| WHAT TO WORK ON |
Count every line of the material that holds the string "Manufacturer". Respond with the total only.

_ _ _

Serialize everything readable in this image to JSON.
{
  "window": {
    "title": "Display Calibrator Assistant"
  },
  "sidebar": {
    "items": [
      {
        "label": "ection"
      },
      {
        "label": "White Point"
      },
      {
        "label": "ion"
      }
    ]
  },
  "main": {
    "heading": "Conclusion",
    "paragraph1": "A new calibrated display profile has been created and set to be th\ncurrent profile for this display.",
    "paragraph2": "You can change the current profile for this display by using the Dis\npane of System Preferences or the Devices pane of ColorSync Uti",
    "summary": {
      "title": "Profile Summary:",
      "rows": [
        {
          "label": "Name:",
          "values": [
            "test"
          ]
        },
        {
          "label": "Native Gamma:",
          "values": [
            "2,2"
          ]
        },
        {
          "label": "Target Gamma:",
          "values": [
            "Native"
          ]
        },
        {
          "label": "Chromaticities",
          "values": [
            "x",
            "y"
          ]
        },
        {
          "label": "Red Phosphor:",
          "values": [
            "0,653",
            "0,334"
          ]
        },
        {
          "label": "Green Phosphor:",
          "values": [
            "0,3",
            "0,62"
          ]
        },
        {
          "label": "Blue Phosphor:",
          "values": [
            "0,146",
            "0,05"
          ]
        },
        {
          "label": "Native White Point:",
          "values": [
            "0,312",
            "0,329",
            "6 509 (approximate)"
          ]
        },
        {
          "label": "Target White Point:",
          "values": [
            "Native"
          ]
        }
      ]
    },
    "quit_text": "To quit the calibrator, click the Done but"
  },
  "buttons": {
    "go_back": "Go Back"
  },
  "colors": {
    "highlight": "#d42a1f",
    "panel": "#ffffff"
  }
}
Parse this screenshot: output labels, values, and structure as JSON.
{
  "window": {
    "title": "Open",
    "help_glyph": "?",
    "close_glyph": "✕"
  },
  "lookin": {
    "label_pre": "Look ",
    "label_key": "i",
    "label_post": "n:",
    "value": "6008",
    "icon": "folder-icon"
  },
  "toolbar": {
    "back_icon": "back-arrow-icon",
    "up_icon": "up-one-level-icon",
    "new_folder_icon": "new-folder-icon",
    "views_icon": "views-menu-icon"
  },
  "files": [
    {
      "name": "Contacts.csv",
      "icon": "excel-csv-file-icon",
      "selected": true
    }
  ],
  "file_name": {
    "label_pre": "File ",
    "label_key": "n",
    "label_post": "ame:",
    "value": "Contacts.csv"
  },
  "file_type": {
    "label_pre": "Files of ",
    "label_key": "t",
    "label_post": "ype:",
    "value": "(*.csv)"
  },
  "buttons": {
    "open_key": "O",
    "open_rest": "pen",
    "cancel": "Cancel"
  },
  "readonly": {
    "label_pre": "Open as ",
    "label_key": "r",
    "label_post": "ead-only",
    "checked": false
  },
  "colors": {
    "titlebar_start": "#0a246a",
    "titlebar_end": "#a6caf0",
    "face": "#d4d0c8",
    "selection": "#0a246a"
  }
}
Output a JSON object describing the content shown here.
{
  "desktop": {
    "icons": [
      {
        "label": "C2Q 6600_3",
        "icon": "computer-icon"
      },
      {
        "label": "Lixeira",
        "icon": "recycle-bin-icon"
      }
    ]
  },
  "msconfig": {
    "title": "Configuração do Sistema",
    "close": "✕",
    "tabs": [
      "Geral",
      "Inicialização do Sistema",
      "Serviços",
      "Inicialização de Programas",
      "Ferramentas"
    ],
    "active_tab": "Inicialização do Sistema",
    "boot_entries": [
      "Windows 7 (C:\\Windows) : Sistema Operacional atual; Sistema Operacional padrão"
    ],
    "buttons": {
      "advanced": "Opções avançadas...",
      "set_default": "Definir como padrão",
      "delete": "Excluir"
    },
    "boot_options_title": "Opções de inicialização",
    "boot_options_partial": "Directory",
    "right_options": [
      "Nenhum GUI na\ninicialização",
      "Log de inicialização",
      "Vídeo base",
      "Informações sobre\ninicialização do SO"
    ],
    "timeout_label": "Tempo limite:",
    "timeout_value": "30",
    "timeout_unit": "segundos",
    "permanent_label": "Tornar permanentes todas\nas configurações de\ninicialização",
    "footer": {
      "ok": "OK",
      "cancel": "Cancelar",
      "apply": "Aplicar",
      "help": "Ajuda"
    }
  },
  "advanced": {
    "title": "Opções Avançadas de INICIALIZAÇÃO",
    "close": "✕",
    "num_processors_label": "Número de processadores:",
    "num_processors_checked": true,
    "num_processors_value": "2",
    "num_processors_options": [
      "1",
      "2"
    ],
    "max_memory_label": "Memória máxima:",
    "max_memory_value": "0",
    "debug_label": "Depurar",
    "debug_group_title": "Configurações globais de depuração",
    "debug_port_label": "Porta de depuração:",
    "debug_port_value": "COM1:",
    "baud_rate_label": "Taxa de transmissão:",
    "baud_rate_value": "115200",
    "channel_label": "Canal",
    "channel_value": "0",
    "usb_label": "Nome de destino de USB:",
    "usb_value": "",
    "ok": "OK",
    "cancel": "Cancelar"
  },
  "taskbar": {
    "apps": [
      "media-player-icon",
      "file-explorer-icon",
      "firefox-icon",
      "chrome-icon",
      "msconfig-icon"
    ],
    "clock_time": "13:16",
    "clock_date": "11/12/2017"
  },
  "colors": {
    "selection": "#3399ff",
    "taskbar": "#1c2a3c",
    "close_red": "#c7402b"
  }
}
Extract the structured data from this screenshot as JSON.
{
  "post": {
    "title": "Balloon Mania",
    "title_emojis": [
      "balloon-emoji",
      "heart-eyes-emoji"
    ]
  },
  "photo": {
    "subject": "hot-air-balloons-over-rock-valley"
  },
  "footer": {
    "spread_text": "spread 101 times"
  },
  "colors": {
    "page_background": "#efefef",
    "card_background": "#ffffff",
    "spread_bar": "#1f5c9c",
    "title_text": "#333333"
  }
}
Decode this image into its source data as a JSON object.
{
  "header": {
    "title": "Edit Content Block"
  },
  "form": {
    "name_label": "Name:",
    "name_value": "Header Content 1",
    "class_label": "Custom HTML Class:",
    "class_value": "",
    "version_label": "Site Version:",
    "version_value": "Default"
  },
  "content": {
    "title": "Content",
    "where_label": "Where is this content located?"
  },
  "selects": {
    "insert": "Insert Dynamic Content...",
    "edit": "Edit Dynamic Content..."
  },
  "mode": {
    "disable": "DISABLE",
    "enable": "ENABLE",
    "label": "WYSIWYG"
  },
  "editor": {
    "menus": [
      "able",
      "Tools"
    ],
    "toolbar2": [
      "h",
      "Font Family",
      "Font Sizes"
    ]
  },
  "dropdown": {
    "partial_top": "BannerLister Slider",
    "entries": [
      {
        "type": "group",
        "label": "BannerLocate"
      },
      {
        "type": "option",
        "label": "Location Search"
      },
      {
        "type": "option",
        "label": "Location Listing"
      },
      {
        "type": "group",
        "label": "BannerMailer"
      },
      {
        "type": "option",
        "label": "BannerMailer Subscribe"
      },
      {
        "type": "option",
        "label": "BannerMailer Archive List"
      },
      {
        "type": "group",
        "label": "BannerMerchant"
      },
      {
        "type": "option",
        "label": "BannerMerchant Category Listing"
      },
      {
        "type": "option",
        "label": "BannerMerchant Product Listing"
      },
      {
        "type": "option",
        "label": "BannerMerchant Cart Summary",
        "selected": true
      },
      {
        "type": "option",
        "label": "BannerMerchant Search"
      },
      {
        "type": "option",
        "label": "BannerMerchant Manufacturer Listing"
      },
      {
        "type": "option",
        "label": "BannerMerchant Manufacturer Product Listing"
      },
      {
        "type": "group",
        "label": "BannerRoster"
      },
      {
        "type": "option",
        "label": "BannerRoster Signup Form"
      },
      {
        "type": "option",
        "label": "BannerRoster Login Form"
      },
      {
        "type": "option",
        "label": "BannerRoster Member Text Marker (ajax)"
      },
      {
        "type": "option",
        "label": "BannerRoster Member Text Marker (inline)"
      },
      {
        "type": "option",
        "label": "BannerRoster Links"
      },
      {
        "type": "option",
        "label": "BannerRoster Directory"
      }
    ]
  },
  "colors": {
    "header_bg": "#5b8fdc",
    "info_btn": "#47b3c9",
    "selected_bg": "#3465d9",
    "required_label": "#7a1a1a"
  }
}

_ _ _

| WRITTEN SOLUTION |
2